Written instruction:
Identify and pull out each line of the entries in which "Generation" occurs.

::::

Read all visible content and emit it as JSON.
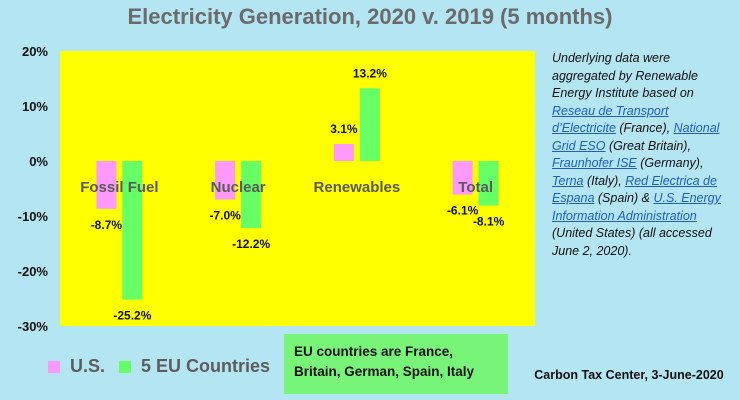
{
  "title": "Electricity Generation, 2020 v. 2019 (5 months)",
  "colors": {
    "background": "#b3e5f3",
    "plot_area": "#ffff00",
    "us": "#ff99ff",
    "eu": "#66ff66"
  },
  "note": {
    "intro": "Underlying data were aggregated by Renewable Energy Institute based on",
    "links": [
      {
        "text": "Reseau de Transport d’Electricite",
        "after": " (France), "
      },
      {
        "text": "National Grid ESO",
        "after": " (Great Britain), "
      },
      {
        "text": "Fraunhofer ISE",
        "after": " (Germany), "
      },
      {
        "text": "Terna",
        "after": " (Italy), "
      },
      {
        "text": "Red Electrica de Espana",
        "after": " (Spain) & "
      },
      {
        "text": "U.S. Energy Information Administration",
        "after": " (United States) (all accessed June 2, 2020)."
      }
    ]
  },
  "legend": {
    "us": "U.S.",
    "eu": "5 EU Countries"
  },
  "callout": {
    "line1": "EU countries are France,",
    "line2": "Britain, German, Spain, Italy"
  },
  "credit": "Carbon Tax Center, 3-June-2020",
  "chart_data": {
    "type": "bar",
    "title": "Electricity Generation, 2020 v. 2019 (5 months)",
    "categories": [
      "Fossil Fuel",
      "Nuclear",
      "Renewables",
      "Total"
    ],
    "series": [
      {
        "name": "U.S.",
        "values": [
          -8.7,
          -7.0,
          3.1,
          -6.1
        ],
        "labels": [
          "-8.7%",
          "-7.0%",
          "3.1%",
          "-6.1%"
        ]
      },
      {
        "name": "5 EU Countries",
        "values": [
          -25.2,
          -12.2,
          13.2,
          -8.1
        ],
        "labels": [
          "-25.2%",
          "-12.2%",
          "13.2%",
          "-8.1%"
        ]
      }
    ],
    "ylim": [
      -30,
      20
    ],
    "yticks": [
      20,
      10,
      0,
      -10,
      -20,
      -30
    ],
    "ytick_labels": [
      "20%",
      "10%",
      "0%",
      "-10%",
      "-20%",
      "-30%"
    ],
    "grid": false,
    "legend_position": "bottom-left"
  }
}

::::

Exercise response:
  "title": "Electricity Generation, 2020 v. 2019 (5 months)",
    "title": "Electricity Generation, 2020 v. 2019 (5 months)",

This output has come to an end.